* start THE INPUT *

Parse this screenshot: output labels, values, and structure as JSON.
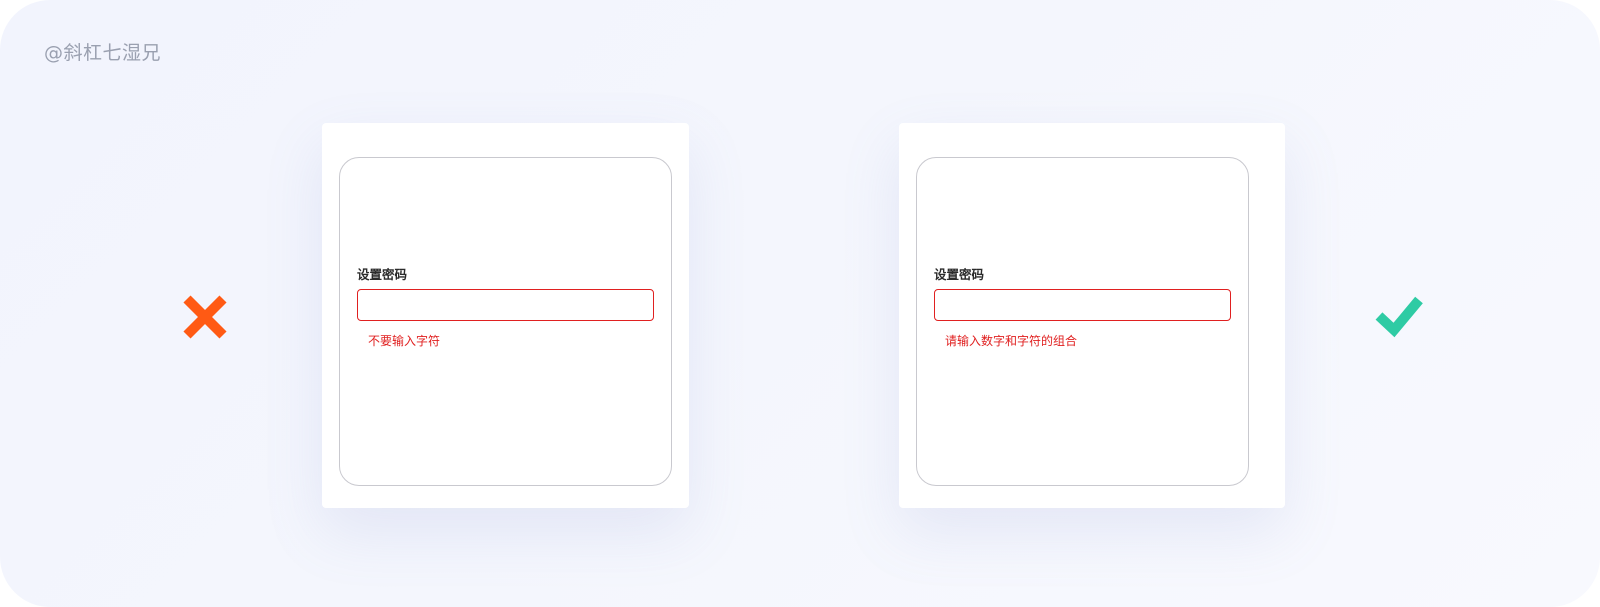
{
  "watermark": "@斜杠七湿兄",
  "examples": {
    "bad": {
      "verdict_icon": "cross-icon",
      "verdict_color": "#ff5a14",
      "field_label": "设置密码",
      "input_value": "",
      "error_message": "不要输入字符"
    },
    "good": {
      "verdict_icon": "check-icon",
      "verdict_color": "#2ecba4",
      "field_label": "设置密码",
      "input_value": "",
      "error_message": "请输入数字和字符的组合"
    }
  },
  "colors": {
    "error": "#e02020",
    "background": "#f4f6fd"
  }
}
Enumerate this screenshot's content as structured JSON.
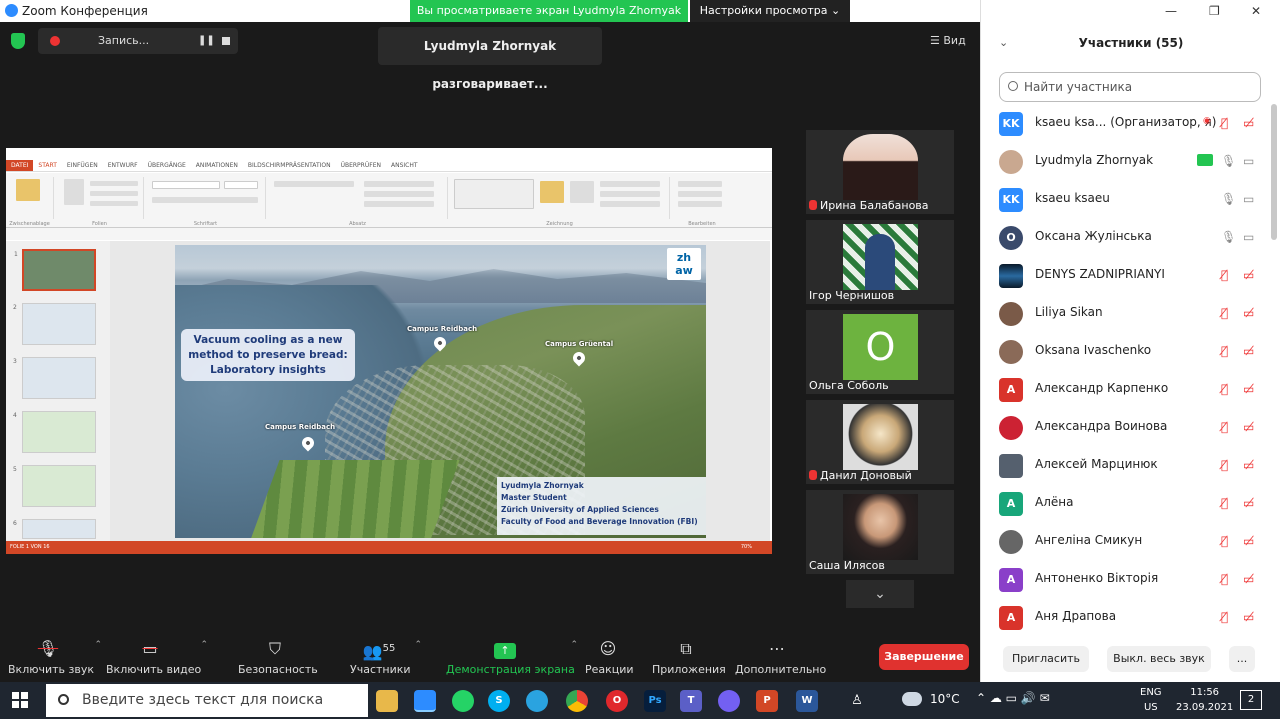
{
  "window": {
    "title": "Zoom Конференция",
    "banner": "Вы просматриваете экран Lyudmyla Zhornyak",
    "view_options": "Настройки просмотра",
    "controls": {
      "minimize": "—",
      "restore": "❐",
      "close": "✕"
    }
  },
  "recording": {
    "label": "Запись...",
    "pause": "❚❚"
  },
  "speaking": "Lyudmyla Zhornyak разговаривает...",
  "view_button": "Вид",
  "slide": {
    "title_lines": [
      "Vacuum cooling as a new",
      "method to preserve bread:",
      "Laboratory insights"
    ],
    "logo_top": "zh",
    "logo_bottom": "aw",
    "campus": [
      "Campus Reidbach",
      "Campus Grüental",
      "Campus Reidbach"
    ],
    "author_lines": [
      "Lyudmyla Zhornyak",
      "Master Student",
      "Zürich University of Applied Sciences",
      "Faculty of Food and Beverage Innovation (FBI)"
    ]
  },
  "ppt": {
    "tabs": [
      "DATEI",
      "START",
      "EINFÜGEN",
      "ENTWURF",
      "ÜBERGÄNGE",
      "ANIMATIONEN",
      "BILDSCHIRMPRÄSENTATION",
      "ÜBERPRÜFEN",
      "ANSICHT"
    ],
    "groups": [
      "Zwischenablage",
      "Folien",
      "Schriftart",
      "Absatz",
      "Zeichnung",
      "Bearbeiten"
    ],
    "status": "FOLIE 1 VON 16",
    "zoom": "70%",
    "thumbs": [
      "1",
      "2",
      "3",
      "4",
      "5",
      "6"
    ]
  },
  "video_tiles": [
    {
      "name": "Ирина Балабанова",
      "muted": true
    },
    {
      "name": "Ігор Чернишов",
      "muted": false
    },
    {
      "name": "Ольга Соболь",
      "muted": false,
      "initial": "О",
      "color": "#6db33f"
    },
    {
      "name": "Данил Доновый",
      "muted": true
    },
    {
      "name": "Саша Илясов",
      "muted": false
    }
  ],
  "toolbar": {
    "mute": "Включить звук",
    "video": "Включить видео",
    "security": "Безопасность",
    "participants": "Участники",
    "participants_count": "55",
    "share": "Демонстрация экрана",
    "reactions": "Реакции",
    "apps": "Приложения",
    "more": "Дополнительно",
    "end": "Завершение"
  },
  "panel": {
    "title": "Участники (55)",
    "search_placeholder": "Найти участника",
    "invite": "Пригласить",
    "mute_all": "Выкл. весь звук",
    "more": "...",
    "participants": [
      {
        "name": "ksaeu ksa...",
        "role": "(Организатор, я)",
        "avatar": "KK",
        "color": "#2D8CFF"
      },
      {
        "name": "Lyudmyla Zhornyak",
        "avatar": "",
        "color": "#c9a890"
      },
      {
        "name": "ksaeu ksaeu",
        "avatar": "KK",
        "color": "#2D8CFF"
      },
      {
        "name": "Оксана Жулінська",
        "avatar": "O",
        "color": "#3a4a6b"
      },
      {
        "name": "DENYS ZADNIPRIANYI",
        "avatar": "",
        "color": "#1b3550"
      },
      {
        "name": "Liliya Sikan",
        "avatar": "",
        "color": "#7a5a48"
      },
      {
        "name": "Oksana Ivaschenko",
        "avatar": "",
        "color": "#8a6a58"
      },
      {
        "name": "Александр Карпенко",
        "avatar": "A",
        "color": "#d9332b"
      },
      {
        "name": "Александра Воинова",
        "avatar": "",
        "color": "#cc2233"
      },
      {
        "name": "Алексей Марцинюк",
        "avatar": "",
        "color": "#55606e"
      },
      {
        "name": "Алёна",
        "avatar": "A",
        "color": "#18a67a"
      },
      {
        "name": "Ангеліна Смикун",
        "avatar": "",
        "color": "#666"
      },
      {
        "name": "Антоненко Вікторія",
        "avatar": "A",
        "color": "#8a3fc9"
      },
      {
        "name": "Аня Драпова",
        "avatar": "A",
        "color": "#d9332b"
      }
    ]
  },
  "taskbar": {
    "search": "Введите здесь текст для поиска",
    "temp": "10°C",
    "lang_top": "ENG",
    "lang_bottom": "US",
    "time": "11:56",
    "date": "23.09.2021",
    "notifications": "2"
  }
}
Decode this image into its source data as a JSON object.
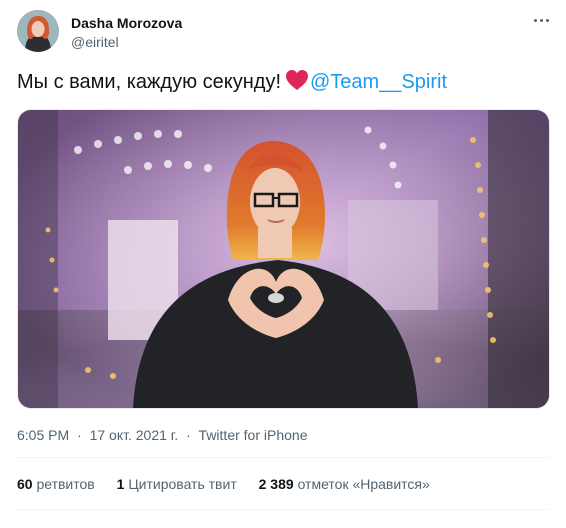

* end THE INPUT *

TASK DIRECTIONS. Skip the images and write out the rest of the listing exactly.

EXERCISE RESULT.
Parse this screenshot: output labels, values, and structure as JSON.
{
  "watermark": "@斜杠七湿兄",
  "examples": {
    "bad": {
      "verdict_icon": "cross-icon",
      "verdict_color": "#ff5a14",
      "field_label": "设置密码",
      "input_value": "",
      "error_message": "不要输入字符"
    },
    "good": {
      "verdict_icon": "check-icon",
      "verdict_color": "#2ecba4",
      "field_label": "设置密码",
      "input_value": "",
      "error_message": "请输入数字和字符的组合"
    }
  },
  "colors": {
    "error": "#e02020",
    "background": "#f4f6fd"
  }
}
Enumerate this screenshot's content as structured JSON.
{
  "window": {
    "title": "Zoom Конференция",
    "banner": "Вы просматриваете экран Lyudmyla Zhornyak",
    "view_options": "Настройки просмотра",
    "controls": {
      "minimize": "—",
      "restore": "❐",
      "close": "✕"
    }
  },
  "recording": {
    "label": "Запись...",
    "pause": "❚❚"
  },
  "speaking": "Lyudmyla Zhornyak разговаривает...",
  "view_button": "Вид",
  "slide": {
    "title_lines": [
      "Vacuum cooling as a new",
      "method to preserve bread:",
      "Laboratory insights"
    ],
    "logo_top": "zh",
    "logo_bottom": "aw",
    "campus": [
      "Campus Reidbach",
      "Campus Grüental",
      "Campus Reidbach"
    ],
    "author_lines": [
      "Lyudmyla Zhornyak",
      "Master Student",
      "Zürich University of Applied Sciences",
      "Faculty of Food and Beverage Innovation (FBI)"
    ]
  },
  "ppt": {
    "tabs": [
      "DATEI",
      "START",
      "EINFÜGEN",
      "ENTWURF",
      "ÜBERGÄNGE",
      "ANIMATIONEN",
      "BILDSCHIRMPRÄSENTATION",
      "ÜBERPRÜFEN",
      "ANSICHT"
    ],
    "groups": [
      "Zwischenablage",
      "Folien",
      "Schriftart",
      "Absatz",
      "Zeichnung",
      "Bearbeiten"
    ],
    "status": "FOLIE 1 VON 16",
    "zoom": "70%",
    "thumbs": [
      "1",
      "2",
      "3",
      "4",
      "5",
      "6"
    ]
  },
  "video_tiles": [
    {
      "name": "Ирина Балабанова",
      "muted": true
    },
    {
      "name": "Ігор Чернишов",
      "muted": false
    },
    {
      "name": "Ольга Соболь",
      "muted": false,
      "initial": "О",
      "color": "#6db33f"
    },
    {
      "name": "Данил Доновый",
      "muted": true
    },
    {
      "name": "Саша Илясов",
      "muted": false
    }
  ],
  "toolbar": {
    "mute": "Включить звук",
    "video": "Включить видео",
    "security": "Безопасность",
    "participants": "Участники",
    "participants_count": "55",
    "share": "Демонстрация экрана",
    "reactions": "Реакции",
    "apps": "Приложения",
    "more": "Дополнительно",
    "end": "Завершение"
  },
  "panel": {
    "title": "Участники (55)",
    "search_placeholder": "Найти участника",
    "invite": "Пригласить",
    "mute_all": "Выкл. весь звук",
    "more": "...",
    "participants": [
      {
        "name": "ksaeu ksa...",
        "role": "(Организатор, я)",
        "avatar": "KK",
        "color": "#2D8CFF"
      },
      {
        "name": "Lyudmyla Zhornyak",
        "avatar": "",
        "color": "#c9a890"
      },
      {
        "name": "ksaeu ksaeu",
        "avatar": "KK",
        "color": "#2D8CFF"
      },
      {
        "name": "Оксана Жулінська",
        "avatar": "O",
        "color": "#3a4a6b"
      },
      {
        "name": "DENYS ZADNIPRIANYI",
        "avatar": "",
        "color": "#1b3550"
      },
      {
        "name": "Liliya Sikan",
        "avatar": "",
        "color": "#7a5a48"
      },
      {
        "name": "Oksana Ivaschenko",
        "avatar": "",
        "color": "#8a6a58"
      },
      {
        "name": "Александр Карпенко",
        "avatar": "A",
        "color": "#d9332b"
      },
      {
        "name": "Александра Воинова",
        "avatar": "",
        "color": "#cc2233"
      },
      {
        "name": "Алексей Марцинюк",
        "avatar": "",
        "color": "#55606e"
      },
      {
        "name": "Алёна",
        "avatar": "A",
        "color": "#18a67a"
      },
      {
        "name": "Ангеліна Смикун",
        "avatar": "",
        "color": "#666"
      },
      {
        "name": "Антоненко Вікторія",
        "avatar": "A",
        "color": "#8a3fc9"
      },
      {
        "name": "Аня Драпова",
        "avatar": "A",
        "color": "#d9332b"
      }
    ]
  },
  "taskbar": {
    "search": "Введите здесь текст для поиска",
    "temp": "10°C",
    "lang_top": "ENG",
    "lang_bottom": "US",
    "time": "11:56",
    "date": "23.09.2021",
    "notifications": "2"
  }
}
Decode this image into its source data as a JSON object.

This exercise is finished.